** begin MATERIAL PROVIDED **
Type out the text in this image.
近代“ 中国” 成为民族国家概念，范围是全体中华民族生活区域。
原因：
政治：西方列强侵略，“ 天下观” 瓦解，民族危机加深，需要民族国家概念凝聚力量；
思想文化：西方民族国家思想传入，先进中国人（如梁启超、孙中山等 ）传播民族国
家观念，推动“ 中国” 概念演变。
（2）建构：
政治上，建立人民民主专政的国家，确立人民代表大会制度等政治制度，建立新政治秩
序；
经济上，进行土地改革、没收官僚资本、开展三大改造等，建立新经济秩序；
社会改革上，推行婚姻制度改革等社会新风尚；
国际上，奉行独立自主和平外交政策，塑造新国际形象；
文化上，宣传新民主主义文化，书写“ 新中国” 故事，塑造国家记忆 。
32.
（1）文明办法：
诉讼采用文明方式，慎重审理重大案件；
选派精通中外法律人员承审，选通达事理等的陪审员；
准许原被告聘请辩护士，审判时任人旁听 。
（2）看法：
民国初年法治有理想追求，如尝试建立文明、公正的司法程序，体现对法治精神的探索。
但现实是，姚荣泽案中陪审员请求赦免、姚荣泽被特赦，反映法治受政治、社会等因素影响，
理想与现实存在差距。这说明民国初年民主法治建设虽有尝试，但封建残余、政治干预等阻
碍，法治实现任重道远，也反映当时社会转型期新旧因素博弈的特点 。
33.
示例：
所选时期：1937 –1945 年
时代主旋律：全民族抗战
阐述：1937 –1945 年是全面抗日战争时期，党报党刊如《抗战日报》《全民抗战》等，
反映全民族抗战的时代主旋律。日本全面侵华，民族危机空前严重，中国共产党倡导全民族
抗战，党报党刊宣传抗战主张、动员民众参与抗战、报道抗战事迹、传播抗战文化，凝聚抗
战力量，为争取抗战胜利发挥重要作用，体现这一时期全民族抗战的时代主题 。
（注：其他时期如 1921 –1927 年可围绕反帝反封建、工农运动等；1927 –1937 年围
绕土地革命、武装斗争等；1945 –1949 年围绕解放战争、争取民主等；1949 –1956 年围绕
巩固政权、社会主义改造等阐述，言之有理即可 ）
** end MATERIAL PROVIDED **
SET TASK: Without leaving anything out, quote all the data.

IN RESPONSE:
Type out the text in this image.
近代“ 中国” 成为民族国家概念，范围是全体中华民族生活区域。
原因：
政治：西方列强侵略，“ 天下观” 瓦解，民族危机加深，需要民族国家概念凝聚力量；
思想文化：西方民族国家思想传入，先进中国人（如梁启超、孙中山等 ）传播民族国
家观念，推动“ 中国” 概念演变。
（2）建构：
政治上，建立人民民主专政的国家，确立人民代表大会制度等政治制度，建立新政治秩
序；
经济上，进行土地改革、没收官僚资本、开展三大改造等，建立新经济秩序；
社会改革上，推行婚姻制度改革等社会新风尚；
国际上，奉行独立自主和平外交政策，塑造新国际形象；
文化上，宣传新民主主义文化，书写“ 新中国” 故事，塑造国家记忆 。
32.
（1）文明办法：
诉讼采用文明方式，慎重审理重大案件；
选派精通中外法律人员承审，选通达事理等的陪审员；
准许原被告聘请辩护士，审判时任人旁听 。
（2）看法：
民国初年法治有理想追求，如尝试建立文明、公正的司法程序，体现对法治精神的探索。
但现实是，姚荣泽案中陪审员请求赦免、姚荣泽被特赦，反映法治受政治、社会等因素影响，
理想与现实存在差距。这说明民国初年民主法治建设虽有尝试，但封建残余、政治干预等阻
碍，法治实现任重道远，也反映当时社会转型期新旧因素博弈的特点 。
33.
示例：
所选时期：1937 –1945 年
时代主旋律：全民族抗战
阐述：1937 –1945 年是全面抗日战争时期，党报党刊如《抗战日报》《全民抗战》等，
反映全民族抗战的时代主旋律。日本全面侵华，民族危机空前严重，中国共产党倡导全民族
抗战，党报党刊宣传抗战主张、动员民众参与抗战、报道抗战事迹、传播抗战文化，凝聚抗
战力量，为争取抗战胜利发挥重要作用，体现这一时期全民族抗战的时代主题 。
（注：其他时期如 1921 –1927 年可围绕反帝反封建、工农运动等；1927 –1937 年围
绕土地革命、武装斗争等；1945 –1949 年围绕解放战争、争取民主等；1949 –1956 年围绕
巩固政权、社会主义改造等阐述，言之有理即可 ）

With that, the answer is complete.